* GIVEN TASK: Reproduce each line of the listing exactly.

• • • • •

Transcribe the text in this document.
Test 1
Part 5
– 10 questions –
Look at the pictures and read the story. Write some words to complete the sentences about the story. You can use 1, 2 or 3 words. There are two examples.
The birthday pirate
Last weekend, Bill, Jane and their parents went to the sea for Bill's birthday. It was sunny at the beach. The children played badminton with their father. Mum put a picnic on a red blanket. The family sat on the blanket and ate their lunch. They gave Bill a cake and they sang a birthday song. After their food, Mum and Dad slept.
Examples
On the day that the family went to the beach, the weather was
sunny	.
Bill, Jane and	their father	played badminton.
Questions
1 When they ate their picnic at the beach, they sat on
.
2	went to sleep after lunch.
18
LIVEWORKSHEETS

• • • • •

* RESPONSE TO THE EXERCISE:
Transcribe the text in this document.
Test 1
Part 5
– 10 questions –
Look at the pictures and read the story. Write some words to complete the sentences about the story. You can use 1, 2 or 3 words. There are two examples.
The birthday pirate
Last weekend, Bill, Jane and their parents went to the sea for Bill's birthday. It was sunny at the beach. The children played badminton with their father. Mum put a picnic on a red blanket. The family sat on the blanket and ate their lunch. They gave Bill a cake and they sang a birthday song. After their food, Mum and Dad slept.
Examples
On the day that the family went to the beach, the weather was
sunny	.
Bill, Jane and	their father	played badminton.
Questions
1 When they ate their picnic at the beach, they sat on
.
2	went to sleep after lunch.
18
LIVEWORKSHEETS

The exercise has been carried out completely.